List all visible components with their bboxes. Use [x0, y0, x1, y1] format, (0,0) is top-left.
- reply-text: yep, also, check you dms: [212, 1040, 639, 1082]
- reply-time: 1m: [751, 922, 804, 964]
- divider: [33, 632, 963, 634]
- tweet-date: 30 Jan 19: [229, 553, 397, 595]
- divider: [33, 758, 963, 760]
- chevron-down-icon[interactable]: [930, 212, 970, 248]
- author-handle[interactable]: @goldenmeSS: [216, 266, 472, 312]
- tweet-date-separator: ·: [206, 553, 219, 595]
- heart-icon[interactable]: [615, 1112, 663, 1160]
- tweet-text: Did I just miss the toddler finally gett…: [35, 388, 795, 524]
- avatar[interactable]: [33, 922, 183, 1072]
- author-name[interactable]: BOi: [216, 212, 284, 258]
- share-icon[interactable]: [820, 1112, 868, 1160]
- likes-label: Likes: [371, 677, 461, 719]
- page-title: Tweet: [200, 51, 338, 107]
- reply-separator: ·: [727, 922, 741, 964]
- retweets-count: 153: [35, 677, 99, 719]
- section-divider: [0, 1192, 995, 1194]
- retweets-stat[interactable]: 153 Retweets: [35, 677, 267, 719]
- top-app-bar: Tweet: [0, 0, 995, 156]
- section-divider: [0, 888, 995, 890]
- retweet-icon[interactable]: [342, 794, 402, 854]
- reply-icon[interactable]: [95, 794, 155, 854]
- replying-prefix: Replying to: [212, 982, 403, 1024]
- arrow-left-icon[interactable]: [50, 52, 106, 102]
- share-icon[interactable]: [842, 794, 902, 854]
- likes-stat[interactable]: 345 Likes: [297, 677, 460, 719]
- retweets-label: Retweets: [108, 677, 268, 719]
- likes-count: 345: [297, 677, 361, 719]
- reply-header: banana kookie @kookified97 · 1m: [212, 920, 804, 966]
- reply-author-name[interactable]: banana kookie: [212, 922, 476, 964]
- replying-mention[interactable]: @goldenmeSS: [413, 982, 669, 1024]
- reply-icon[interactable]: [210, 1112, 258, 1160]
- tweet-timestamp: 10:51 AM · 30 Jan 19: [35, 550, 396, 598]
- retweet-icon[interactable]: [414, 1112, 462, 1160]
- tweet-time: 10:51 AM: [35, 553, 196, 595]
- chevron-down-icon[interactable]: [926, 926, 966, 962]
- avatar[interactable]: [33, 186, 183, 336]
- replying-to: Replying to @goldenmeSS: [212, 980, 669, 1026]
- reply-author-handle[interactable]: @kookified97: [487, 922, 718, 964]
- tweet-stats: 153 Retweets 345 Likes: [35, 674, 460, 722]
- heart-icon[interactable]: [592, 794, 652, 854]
━━━━━━
→ **What is asked**
Repeat all the entries, swapping each "banana kookie" for "mango kookie" and changing nothing else.

→ **Finished exercise**
List all visible components with their bboxes. Use [x0, y0, x1, y1] format, (0,0) is top-left.
- reply-text: yep, also, check you dms: [212, 1040, 639, 1082]
- reply-time: 1m: [751, 922, 804, 964]
- divider: [33, 632, 963, 634]
- tweet-date: 30 Jan 19: [229, 553, 397, 595]
- divider: [33, 758, 963, 760]
- chevron-down-icon[interactable]: [930, 212, 970, 248]
- author-handle[interactable]: @goldenmeSS: [216, 266, 472, 312]
- tweet-date-separator: ·: [206, 553, 219, 595]
- heart-icon[interactable]: [615, 1112, 663, 1160]
- tweet-text: Did I just miss the toddler finally gett…: [35, 388, 795, 524]
- avatar[interactable]: [33, 922, 183, 1072]
- author-name[interactable]: BOi: [216, 212, 284, 258]
- share-icon[interactable]: [820, 1112, 868, 1160]
- likes-label: Likes: [371, 677, 461, 719]
- page-title: Tweet: [200, 51, 338, 107]
- reply-separator: ·: [727, 922, 741, 964]
- retweets-count: 153: [35, 677, 99, 719]
- section-divider: [0, 1192, 995, 1194]
- retweets-stat[interactable]: 153 Retweets: [35, 677, 267, 719]
- top-app-bar: Tweet: [0, 0, 995, 156]
- section-divider: [0, 888, 995, 890]
- retweet-icon[interactable]: [342, 794, 402, 854]
- reply-icon[interactable]: [95, 794, 155, 854]
- replying-prefix: Replying to: [212, 982, 403, 1024]
- arrow-left-icon[interactable]: [50, 52, 106, 102]
- share-icon[interactable]: [842, 794, 902, 854]
- likes-stat[interactable]: 345 Likes: [297, 677, 460, 719]
- retweets-label: Retweets: [108, 677, 268, 719]
- likes-count: 345: [297, 677, 361, 719]
- reply-header: mango kookie @kookified97 · 1m: [212, 920, 804, 966]
- reply-author-name[interactable]: mango kookie: [212, 922, 476, 964]
- replying-mention[interactable]: @goldenmeSS: [413, 982, 669, 1024]
- reply-icon[interactable]: [210, 1112, 258, 1160]
- tweet-timestamp: 10:51 AM · 30 Jan 19: [35, 550, 396, 598]
- retweet-icon[interactable]: [414, 1112, 462, 1160]
- tweet-time: 10:51 AM: [35, 553, 196, 595]
- chevron-down-icon[interactable]: [926, 926, 966, 962]
- avatar[interactable]: [33, 186, 183, 336]
- replying-to: Replying to @goldenmeSS: [212, 980, 669, 1026]
- reply-author-handle[interactable]: @kookified97: [487, 922, 718, 964]
- tweet-stats: 153 Retweets 345 Likes: [35, 674, 460, 722]
- heart-icon[interactable]: [592, 794, 652, 854]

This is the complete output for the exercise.